PROBLEMS AND TASKS —
A) Answer these from the profile of the football player Tony Bennett below:
(i) In which town and state was he born?
(ii) Which college did he attend?
(iii) Which team did he play for from 1994 to 1997?
B) Continue the profile of the football player Tony Bennett below, starting after its final line.

TEXT PASSAGE —
§ §
Tony Bennett

No. 90, 56
- Positions: Linebacker, defensive end

Personal information
- Born: July 1, 1967 (age 58) Alligator, Mississippi, U.S.
- Listed height: 6 ft 2 in (1.88 m)
- Listed weight: 250 lb (113 kg)

Career information
- High school: Coahoma County (Clarksdale, Mississippi)
- College: Mississippi
- NFL draft: 1990: 1st round, 18th overall pick

Career history
- Green Bay Packers (1990–1993); Indianapolis Colts (1994–1997);

Awards and highlights
- First-team All-SEC (1989);

Career NFL statistics
- Tackles: 452
- Sacks: 64.5
- Forced fumbles: 19
- Stats at Pro Football Reference

= Tony Bennett (American football) =

American football player (born 1967)
§ §
SUPPLIED MATERIAL —

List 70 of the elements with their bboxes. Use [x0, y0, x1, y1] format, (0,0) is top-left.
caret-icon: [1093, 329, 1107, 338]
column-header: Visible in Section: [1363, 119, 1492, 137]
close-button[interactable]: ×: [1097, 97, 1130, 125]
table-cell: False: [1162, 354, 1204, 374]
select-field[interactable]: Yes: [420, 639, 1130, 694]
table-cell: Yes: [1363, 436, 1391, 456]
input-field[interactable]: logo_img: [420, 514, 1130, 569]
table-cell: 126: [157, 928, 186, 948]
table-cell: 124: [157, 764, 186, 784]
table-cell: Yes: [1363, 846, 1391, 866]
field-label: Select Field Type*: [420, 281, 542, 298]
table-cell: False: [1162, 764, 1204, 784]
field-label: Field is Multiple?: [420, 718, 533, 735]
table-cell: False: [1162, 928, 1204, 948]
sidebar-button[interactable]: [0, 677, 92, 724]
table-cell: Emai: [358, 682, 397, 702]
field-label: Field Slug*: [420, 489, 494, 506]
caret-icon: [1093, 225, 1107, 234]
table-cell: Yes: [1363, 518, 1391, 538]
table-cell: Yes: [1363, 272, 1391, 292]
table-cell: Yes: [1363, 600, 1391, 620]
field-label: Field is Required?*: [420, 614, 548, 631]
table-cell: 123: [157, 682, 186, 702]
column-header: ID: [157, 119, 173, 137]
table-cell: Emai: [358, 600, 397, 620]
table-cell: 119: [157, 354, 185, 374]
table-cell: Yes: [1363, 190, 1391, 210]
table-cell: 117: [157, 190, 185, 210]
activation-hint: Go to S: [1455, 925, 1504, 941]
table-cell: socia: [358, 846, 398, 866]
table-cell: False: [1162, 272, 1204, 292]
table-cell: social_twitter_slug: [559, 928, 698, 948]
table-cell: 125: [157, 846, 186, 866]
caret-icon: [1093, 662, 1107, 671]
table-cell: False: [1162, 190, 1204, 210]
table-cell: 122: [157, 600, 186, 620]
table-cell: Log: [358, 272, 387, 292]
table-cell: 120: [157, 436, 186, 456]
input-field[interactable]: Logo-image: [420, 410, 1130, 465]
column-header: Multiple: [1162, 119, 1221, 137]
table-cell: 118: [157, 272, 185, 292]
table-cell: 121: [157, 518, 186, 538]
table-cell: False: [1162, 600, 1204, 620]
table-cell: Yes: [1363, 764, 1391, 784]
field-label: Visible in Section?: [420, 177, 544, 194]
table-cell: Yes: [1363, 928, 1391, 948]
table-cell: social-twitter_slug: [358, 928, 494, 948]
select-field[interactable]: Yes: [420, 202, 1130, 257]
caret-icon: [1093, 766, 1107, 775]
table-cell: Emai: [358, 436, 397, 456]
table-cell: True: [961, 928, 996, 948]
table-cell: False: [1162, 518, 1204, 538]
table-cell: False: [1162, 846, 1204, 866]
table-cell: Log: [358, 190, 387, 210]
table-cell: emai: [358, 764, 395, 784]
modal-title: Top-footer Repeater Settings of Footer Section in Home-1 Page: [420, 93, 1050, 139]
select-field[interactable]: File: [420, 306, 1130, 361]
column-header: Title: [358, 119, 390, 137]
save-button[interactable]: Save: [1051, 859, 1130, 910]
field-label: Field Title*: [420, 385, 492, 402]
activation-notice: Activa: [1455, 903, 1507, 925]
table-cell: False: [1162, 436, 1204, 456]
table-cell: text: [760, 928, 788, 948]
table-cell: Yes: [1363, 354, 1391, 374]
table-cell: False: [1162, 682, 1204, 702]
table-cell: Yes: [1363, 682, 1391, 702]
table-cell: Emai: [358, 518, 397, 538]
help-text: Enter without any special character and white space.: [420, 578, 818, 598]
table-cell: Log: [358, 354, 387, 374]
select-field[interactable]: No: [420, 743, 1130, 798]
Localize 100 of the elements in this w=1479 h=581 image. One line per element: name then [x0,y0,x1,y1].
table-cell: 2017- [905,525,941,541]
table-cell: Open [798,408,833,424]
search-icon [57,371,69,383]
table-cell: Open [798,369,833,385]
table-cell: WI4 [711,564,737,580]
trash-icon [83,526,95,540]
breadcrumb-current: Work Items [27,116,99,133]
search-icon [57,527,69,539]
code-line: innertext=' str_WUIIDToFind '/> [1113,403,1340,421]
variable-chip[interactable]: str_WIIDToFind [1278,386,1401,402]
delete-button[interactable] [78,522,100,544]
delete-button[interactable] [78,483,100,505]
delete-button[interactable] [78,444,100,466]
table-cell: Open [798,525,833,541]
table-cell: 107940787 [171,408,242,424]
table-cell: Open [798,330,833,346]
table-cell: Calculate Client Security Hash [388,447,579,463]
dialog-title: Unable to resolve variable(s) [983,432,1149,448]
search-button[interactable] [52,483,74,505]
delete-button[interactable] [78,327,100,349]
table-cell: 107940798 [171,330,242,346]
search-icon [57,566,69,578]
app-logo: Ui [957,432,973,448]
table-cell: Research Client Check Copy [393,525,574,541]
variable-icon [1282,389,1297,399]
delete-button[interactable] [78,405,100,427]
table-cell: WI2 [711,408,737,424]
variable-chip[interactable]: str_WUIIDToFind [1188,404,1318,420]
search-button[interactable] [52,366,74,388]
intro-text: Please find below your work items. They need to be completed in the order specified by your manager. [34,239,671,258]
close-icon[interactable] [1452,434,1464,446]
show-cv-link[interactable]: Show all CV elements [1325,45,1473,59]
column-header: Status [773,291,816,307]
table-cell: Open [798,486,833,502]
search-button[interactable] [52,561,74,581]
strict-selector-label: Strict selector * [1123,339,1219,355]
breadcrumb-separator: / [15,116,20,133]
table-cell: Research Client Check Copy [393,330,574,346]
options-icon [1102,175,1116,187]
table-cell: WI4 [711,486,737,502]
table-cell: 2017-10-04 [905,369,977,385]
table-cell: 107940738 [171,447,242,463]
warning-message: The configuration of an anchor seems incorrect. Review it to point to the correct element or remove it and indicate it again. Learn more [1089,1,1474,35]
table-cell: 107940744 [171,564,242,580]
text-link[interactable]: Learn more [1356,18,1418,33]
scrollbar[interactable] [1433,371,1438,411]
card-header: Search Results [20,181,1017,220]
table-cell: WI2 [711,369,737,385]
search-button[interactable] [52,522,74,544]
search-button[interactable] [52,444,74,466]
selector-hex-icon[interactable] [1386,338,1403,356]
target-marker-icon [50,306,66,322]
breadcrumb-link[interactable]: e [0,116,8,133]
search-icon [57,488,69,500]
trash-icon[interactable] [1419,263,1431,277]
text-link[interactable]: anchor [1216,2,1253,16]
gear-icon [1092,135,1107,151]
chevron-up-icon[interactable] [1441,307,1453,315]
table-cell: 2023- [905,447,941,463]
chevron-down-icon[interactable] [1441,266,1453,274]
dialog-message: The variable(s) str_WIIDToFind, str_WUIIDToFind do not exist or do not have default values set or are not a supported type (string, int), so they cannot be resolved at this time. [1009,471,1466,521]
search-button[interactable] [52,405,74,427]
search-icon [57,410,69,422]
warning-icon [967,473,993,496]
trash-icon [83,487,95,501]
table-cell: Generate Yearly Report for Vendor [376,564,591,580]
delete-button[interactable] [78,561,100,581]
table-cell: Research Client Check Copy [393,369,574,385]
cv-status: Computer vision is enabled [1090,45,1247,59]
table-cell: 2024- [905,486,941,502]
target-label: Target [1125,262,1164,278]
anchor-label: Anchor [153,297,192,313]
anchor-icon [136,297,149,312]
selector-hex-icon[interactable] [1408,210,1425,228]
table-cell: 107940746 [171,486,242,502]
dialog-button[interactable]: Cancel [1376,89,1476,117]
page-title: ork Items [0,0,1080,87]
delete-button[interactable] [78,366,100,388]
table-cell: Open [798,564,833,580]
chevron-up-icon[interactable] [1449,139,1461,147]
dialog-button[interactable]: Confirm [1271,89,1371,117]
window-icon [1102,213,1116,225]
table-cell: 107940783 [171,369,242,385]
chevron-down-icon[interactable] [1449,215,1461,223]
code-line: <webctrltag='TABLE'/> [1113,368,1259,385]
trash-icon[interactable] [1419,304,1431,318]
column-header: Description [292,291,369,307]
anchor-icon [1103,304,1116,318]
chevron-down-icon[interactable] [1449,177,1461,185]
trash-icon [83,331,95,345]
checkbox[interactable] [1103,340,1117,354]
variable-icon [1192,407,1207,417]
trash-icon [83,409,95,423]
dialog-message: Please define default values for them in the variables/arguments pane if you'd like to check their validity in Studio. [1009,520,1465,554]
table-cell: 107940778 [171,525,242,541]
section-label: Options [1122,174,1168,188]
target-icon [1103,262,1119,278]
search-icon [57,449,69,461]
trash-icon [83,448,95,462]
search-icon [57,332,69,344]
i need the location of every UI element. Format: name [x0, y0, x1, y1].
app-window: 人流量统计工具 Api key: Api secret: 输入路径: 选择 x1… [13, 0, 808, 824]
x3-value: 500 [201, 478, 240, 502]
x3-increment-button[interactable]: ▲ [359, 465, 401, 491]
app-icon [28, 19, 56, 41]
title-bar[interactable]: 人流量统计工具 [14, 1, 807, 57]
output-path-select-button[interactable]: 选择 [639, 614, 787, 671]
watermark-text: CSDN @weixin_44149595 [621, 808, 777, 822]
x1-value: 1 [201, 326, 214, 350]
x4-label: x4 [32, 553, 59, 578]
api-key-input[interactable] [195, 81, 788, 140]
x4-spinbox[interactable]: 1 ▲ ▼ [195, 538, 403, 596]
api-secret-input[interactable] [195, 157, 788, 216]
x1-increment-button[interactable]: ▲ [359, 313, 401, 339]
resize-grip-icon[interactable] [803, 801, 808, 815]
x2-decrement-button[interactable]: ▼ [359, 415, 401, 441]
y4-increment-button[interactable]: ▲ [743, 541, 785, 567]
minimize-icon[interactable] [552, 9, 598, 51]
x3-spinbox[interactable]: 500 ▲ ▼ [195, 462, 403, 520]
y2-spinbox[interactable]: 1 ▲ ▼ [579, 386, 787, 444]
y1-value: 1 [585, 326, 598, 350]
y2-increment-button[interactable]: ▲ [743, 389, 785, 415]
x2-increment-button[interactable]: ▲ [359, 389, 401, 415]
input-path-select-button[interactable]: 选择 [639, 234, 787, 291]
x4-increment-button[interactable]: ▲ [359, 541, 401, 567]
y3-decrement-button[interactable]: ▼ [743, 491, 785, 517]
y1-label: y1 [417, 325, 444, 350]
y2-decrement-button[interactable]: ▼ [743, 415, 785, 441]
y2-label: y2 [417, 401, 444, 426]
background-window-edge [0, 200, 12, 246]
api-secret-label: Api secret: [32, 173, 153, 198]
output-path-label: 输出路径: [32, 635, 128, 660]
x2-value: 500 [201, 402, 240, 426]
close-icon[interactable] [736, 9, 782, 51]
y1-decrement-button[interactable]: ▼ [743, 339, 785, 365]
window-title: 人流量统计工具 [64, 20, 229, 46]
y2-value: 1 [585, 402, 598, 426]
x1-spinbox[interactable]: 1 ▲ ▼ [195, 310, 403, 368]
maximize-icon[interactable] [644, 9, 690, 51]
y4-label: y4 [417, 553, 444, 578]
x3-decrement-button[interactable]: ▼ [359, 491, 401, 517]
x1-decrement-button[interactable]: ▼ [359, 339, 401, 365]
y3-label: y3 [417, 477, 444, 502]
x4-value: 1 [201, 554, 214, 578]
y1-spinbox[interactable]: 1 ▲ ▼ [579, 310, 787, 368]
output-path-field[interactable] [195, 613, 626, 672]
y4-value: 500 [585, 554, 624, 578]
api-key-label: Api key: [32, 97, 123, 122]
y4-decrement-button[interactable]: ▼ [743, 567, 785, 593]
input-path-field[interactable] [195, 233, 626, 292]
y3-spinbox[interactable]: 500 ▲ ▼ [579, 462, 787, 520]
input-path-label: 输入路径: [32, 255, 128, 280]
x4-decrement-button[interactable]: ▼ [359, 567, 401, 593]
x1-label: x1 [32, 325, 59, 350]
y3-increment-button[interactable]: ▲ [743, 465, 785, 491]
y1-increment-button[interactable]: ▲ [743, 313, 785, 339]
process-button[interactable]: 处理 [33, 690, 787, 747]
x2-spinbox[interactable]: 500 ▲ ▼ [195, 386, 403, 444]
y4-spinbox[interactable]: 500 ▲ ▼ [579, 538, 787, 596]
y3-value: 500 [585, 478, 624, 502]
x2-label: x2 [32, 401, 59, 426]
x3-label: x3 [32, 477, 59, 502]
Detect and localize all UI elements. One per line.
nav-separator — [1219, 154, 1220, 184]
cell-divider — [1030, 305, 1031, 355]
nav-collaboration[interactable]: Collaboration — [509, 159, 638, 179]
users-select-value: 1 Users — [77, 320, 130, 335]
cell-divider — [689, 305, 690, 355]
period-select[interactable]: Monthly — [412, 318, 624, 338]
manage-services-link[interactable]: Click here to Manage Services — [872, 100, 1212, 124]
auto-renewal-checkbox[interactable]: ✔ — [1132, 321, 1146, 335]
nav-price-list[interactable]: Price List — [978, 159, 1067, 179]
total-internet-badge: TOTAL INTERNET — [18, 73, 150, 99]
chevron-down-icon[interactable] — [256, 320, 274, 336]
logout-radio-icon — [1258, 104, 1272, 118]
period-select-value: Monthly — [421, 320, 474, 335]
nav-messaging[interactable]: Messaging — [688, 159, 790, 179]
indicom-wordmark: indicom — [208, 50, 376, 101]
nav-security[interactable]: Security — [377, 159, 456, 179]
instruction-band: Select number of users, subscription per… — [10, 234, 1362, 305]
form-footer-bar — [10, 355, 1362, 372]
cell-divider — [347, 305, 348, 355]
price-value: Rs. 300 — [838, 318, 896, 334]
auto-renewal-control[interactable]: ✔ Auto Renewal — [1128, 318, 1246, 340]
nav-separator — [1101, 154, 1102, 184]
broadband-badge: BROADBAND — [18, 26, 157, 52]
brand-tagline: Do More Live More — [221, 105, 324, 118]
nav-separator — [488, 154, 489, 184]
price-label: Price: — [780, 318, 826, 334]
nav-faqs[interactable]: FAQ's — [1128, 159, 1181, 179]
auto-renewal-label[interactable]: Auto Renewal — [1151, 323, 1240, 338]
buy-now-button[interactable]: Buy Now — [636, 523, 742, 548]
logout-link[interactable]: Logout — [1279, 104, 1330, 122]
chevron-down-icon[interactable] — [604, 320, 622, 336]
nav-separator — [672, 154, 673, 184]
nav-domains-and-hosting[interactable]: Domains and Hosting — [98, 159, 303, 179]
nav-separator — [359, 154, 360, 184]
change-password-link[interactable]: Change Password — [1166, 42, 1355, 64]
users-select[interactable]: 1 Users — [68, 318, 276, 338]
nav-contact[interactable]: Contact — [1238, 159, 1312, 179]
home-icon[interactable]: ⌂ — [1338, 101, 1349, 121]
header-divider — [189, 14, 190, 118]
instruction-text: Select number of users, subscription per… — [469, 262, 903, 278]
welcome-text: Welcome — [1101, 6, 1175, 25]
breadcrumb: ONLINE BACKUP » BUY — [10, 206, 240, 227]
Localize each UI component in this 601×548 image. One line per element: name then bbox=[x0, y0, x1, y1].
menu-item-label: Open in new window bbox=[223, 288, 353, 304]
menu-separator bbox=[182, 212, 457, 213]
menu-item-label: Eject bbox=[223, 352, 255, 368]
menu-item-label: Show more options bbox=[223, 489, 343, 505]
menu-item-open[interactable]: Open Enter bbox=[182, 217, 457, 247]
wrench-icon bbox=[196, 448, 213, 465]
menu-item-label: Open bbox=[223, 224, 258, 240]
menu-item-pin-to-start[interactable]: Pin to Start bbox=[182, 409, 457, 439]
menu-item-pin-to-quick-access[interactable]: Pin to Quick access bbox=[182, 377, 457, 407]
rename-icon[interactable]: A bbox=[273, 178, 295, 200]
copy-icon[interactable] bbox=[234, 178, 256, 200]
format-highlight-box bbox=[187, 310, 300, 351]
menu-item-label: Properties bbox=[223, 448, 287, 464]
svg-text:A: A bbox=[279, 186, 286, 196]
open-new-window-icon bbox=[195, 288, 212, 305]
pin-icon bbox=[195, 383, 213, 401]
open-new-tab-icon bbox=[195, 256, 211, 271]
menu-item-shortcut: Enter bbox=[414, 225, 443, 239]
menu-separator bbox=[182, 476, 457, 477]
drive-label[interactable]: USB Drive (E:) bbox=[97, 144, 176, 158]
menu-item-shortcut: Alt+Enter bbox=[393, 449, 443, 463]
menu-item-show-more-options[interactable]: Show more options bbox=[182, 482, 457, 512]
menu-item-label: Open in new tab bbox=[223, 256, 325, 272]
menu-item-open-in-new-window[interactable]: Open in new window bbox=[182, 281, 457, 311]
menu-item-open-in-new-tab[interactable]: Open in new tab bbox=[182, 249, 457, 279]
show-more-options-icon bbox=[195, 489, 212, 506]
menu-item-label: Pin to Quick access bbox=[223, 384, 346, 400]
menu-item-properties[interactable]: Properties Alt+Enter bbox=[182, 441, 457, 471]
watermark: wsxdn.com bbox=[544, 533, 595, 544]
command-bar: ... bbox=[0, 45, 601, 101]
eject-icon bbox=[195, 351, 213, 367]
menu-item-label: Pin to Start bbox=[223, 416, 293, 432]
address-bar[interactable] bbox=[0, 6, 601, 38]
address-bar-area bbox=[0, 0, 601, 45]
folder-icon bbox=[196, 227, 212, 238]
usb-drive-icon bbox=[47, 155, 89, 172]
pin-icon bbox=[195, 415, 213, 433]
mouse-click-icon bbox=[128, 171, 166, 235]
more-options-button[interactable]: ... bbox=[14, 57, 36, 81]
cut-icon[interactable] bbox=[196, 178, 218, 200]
§ §
PER-TASK OUTPUTS —
A)
(i) Alligator, Mississippi
(ii) Mississippi
(iii) Indianapolis Colts

B)
Tony Lydell "Alligator" Bennett (born July 1, 1967) is an American former professional football player who was a linebacker in the National Football League (NFL). He played college football for the Ole Miss Rebels. He was selected by the Green Bay Packers in the first round of the 1990 NFL draft. He finished his professional career with the Indianapolis Colts. Bennett is the uncle of former NFL running back Michael Bennett.